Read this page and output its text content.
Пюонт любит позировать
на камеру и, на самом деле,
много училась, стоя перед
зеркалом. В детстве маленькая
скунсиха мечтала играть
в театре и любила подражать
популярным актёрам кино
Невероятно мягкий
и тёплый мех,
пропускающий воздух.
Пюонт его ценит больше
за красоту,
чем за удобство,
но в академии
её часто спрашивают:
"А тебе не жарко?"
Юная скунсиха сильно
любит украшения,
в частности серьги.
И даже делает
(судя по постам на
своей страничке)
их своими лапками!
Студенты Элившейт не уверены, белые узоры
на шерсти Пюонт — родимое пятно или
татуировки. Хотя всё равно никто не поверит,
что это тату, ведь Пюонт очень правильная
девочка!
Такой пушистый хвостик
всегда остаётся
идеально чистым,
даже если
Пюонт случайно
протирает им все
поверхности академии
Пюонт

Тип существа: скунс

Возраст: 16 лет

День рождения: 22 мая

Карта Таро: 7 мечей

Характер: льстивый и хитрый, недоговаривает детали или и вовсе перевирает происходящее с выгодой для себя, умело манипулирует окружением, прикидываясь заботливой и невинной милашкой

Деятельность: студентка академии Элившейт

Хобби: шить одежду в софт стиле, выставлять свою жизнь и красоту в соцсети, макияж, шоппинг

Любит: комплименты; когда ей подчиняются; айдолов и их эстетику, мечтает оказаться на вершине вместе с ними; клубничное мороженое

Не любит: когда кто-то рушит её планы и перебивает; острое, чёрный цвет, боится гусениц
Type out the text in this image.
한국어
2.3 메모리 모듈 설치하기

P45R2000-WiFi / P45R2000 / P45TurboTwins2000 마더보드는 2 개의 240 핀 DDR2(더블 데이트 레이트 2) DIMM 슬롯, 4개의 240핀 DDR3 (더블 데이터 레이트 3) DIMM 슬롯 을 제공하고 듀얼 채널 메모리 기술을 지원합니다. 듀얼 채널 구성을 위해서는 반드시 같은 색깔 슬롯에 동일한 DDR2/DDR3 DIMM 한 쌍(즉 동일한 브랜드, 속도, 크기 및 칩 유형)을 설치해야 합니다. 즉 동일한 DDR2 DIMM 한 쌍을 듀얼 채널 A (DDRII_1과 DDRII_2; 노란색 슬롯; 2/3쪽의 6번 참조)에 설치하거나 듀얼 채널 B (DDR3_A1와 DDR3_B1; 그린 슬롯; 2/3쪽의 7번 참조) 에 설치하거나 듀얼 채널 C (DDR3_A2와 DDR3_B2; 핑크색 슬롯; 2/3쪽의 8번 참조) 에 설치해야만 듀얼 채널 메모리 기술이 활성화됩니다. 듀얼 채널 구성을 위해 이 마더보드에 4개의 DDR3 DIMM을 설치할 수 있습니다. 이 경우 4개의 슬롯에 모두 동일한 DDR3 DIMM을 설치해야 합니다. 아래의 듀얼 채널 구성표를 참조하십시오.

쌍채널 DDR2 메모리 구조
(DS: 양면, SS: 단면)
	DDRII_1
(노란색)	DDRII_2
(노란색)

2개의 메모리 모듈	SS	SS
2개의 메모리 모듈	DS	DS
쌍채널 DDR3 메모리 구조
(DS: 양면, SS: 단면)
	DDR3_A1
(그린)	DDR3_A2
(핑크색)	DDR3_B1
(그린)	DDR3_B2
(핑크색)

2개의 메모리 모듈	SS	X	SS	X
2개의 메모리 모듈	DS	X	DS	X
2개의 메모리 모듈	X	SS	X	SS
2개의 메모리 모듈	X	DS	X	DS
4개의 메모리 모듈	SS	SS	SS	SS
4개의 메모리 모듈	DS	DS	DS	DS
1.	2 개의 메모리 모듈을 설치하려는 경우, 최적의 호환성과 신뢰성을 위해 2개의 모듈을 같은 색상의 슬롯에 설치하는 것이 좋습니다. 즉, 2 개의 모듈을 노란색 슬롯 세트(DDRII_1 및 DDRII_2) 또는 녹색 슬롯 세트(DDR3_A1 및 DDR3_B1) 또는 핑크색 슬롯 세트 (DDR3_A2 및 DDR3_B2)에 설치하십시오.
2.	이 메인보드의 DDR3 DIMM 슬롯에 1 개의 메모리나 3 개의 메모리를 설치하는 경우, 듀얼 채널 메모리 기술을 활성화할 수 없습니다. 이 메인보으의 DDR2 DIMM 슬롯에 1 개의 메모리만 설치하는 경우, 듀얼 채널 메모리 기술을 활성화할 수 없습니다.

Short exercise: Return each line of the data that contains the string "когда".

Result of the task:
Любит: комплименты; когда ей подчиняются; айдолов и их эстетику, мечтает оказаться на вершине вместе с ними; клубничное мороженое
Не любит: когда кто-то рушит её планы и перебивает; острое, чёрный цвет, боится гусениц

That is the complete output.